═════ PROVIDED RECORDS ═════

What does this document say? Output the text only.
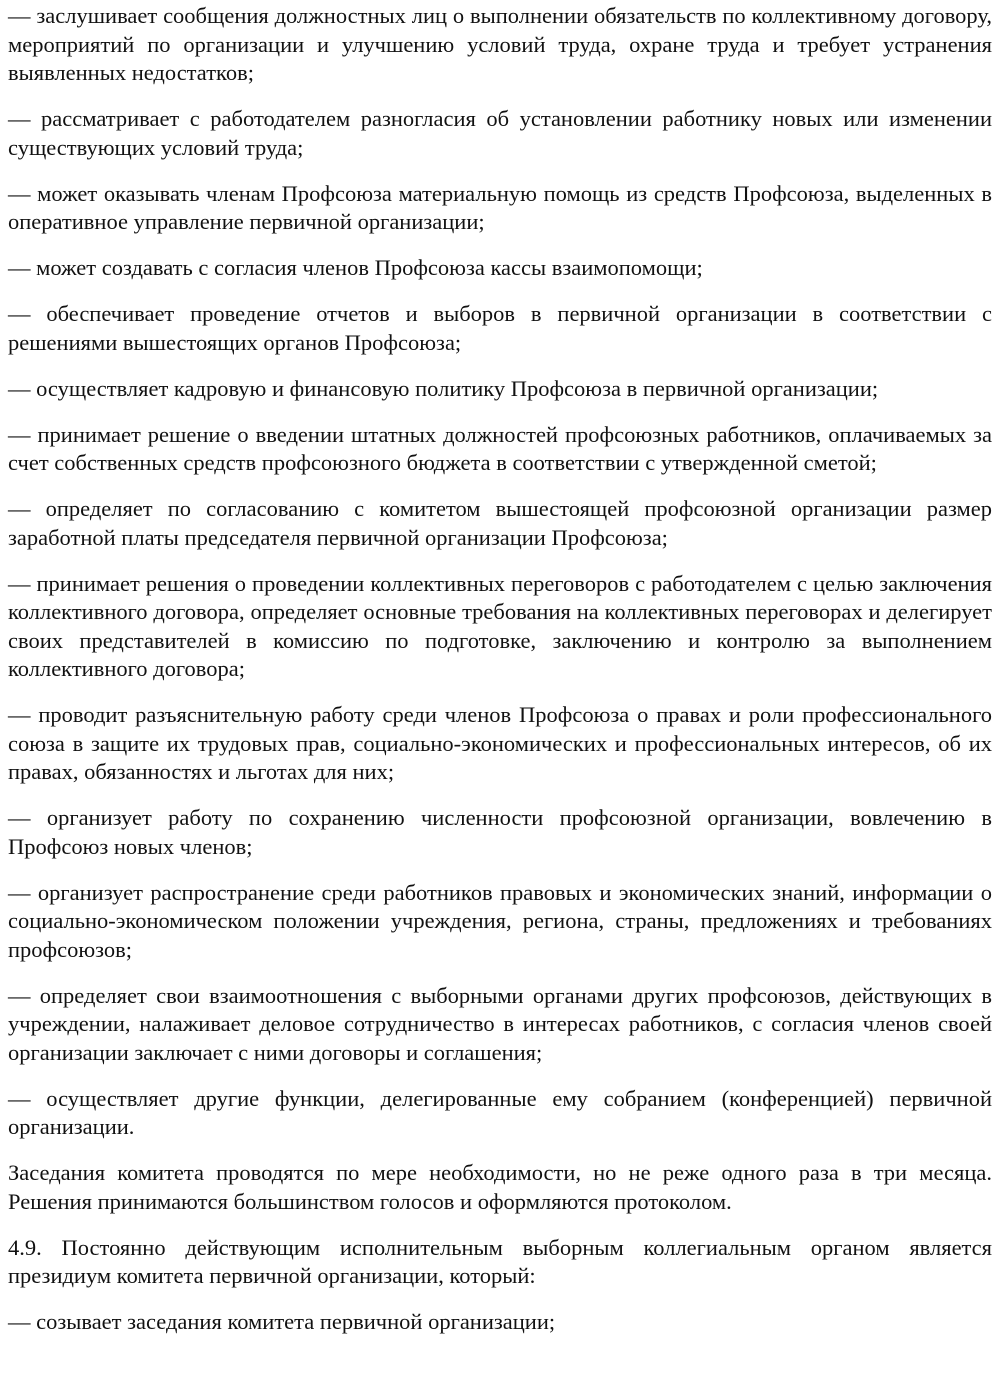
— заслушивает сообщения должностных лиц о выполнении обязательств по коллективному договору, мероприятий по организации и улучшению условий труда, охране труда и требует устранения выявленных недостатков;

— рассматривает с работодателем разногласия об установлении работнику новых или изменении существующих условий труда;

— может оказывать членам Профсоюза материальную помощь из средств Профсоюза, выделенных в оперативное управление первичной организации;

— может создавать с согласия членов Профсоюза кассы взаимопомощи;

— обеспечивает проведение отчетов и выборов в первичной организации в соответствии с решениями вышестоящих органов Профсоюза;

— осуществляет кадровую и финансовую политику Профсоюза в первичной организации;

— принимает решение о введении штатных должностей профсоюзных работников, оплачиваемых за счет собственных средств профсоюзного бюджета в соответствии с утвержденной сметой;

— определяет по согласованию с комитетом вышестоящей профсоюзной организации размер заработной платы председателя первичной организации Профсоюза;

— принимает решения о проведении коллективных переговоров с работодателем с целью заключения коллективного договора, определяет основные требования на коллективных переговорах и делегирует своих представителей в комиссию по подготовке, заключению и контролю за выполнением коллективного договора;

— проводит разъяснительную работу среди членов Профсоюза о правах и роли профессионального союза в защите их трудовых прав, социально-экономических и профессиональных интересов, об их правах, обязанностях и льготах для них;

— организует работу по сохранению численности профсоюзной организации, вовлечению в Профсоюз новых членов;

— организует распространение среди работников правовых и экономических знаний, информации о социально-экономическом положении учреждения, региона, страны, предложениях и требованиях профсоюзов;

— определяет свои взаимоотношения с выборными органами других профсоюзов, действующих в учреждении, налаживает деловое сотрудничество в интересах работников, с согласия членов своей организации заключает с ними договоры и соглашения;

— осуществляет другие функции, делегированные ему собранием (конференцией) первичной организации.

Заседания комитета проводятся по мере необходимости, но не реже одного раза в три месяца. Решения принимаются большинством голосов и оформляются протоколом.

4.9. Постоянно действующим исполнительным выборным коллегиальным органом является президиум комитета первичной организации, который:

— созывает заседания комитета первичной организации;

═════

Repeat the records word for word. Any picture in them should be left out.

What does this document say? Output the text only.
— заслушивает сообщения должностных лиц о выполнении обязательств по коллективному договору, мероприятий по организации и улучшению условий труда, охране труда и требует устранения выявленных недостатков;

— рассматривает с работодателем разногласия об установлении работнику новых или изменении существующих условий труда;

— может оказывать членам Профсоюза материальную помощь из средств Профсоюза, выделенных в оперативное управление первичной организации;

— может создавать с согласия членов Профсоюза кассы взаимопомощи;

— обеспечивает проведение отчетов и выборов в первичной организации в соответствии с решениями вышестоящих органов Профсоюза;

— осуществляет кадровую и финансовую политику Профсоюза в первичной организации;

— принимает решение о введении штатных должностей профсоюзных работников, оплачиваемых за счет собственных средств профсоюзного бюджета в соответствии с утвержденной сметой;

— определяет по согласованию с комитетом вышестоящей профсоюзной организации размер заработной платы председателя первичной организации Профсоюза;

— принимает решения о проведении коллективных переговоров с работодателем с целью заключения коллективного договора, определяет основные требования на коллективных переговорах и делегирует своих представителей в комиссию по подготовке, заключению и контролю за выполнением коллективного договора;

— проводит разъяснительную работу среди членов Профсоюза о правах и роли профессионального союза в защите их трудовых прав, социально-экономических и профессиональных интересов, об их правах, обязанностях и льготах для них;

— организует работу по сохранению численности профсоюзной организации, вовлечению в Профсоюз новых членов;

— организует распространение среди работников правовых и экономических знаний, информации о социально-экономическом положении учреждения, региона, страны, предложениях и требованиях профсоюзов;

— определяет свои взаимоотношения с выборными органами других профсоюзов, действующих в учреждении, налаживает деловое сотрудничество в интересах работников, с согласия членов своей организации заключает с ними договоры и соглашения;

— осуществляет другие функции, делегированные ему собранием (конференцией) первичной организации.

Заседания комитета проводятся по мере необходимости, но не реже одного раза в три месяца. Решения принимаются большинством голосов и оформляются протоколом.

4.9. Постоянно действующим исполнительным выборным коллегиальным органом является президиум комитета первичной организации, который:

— созывает заседания комитета первичной организации;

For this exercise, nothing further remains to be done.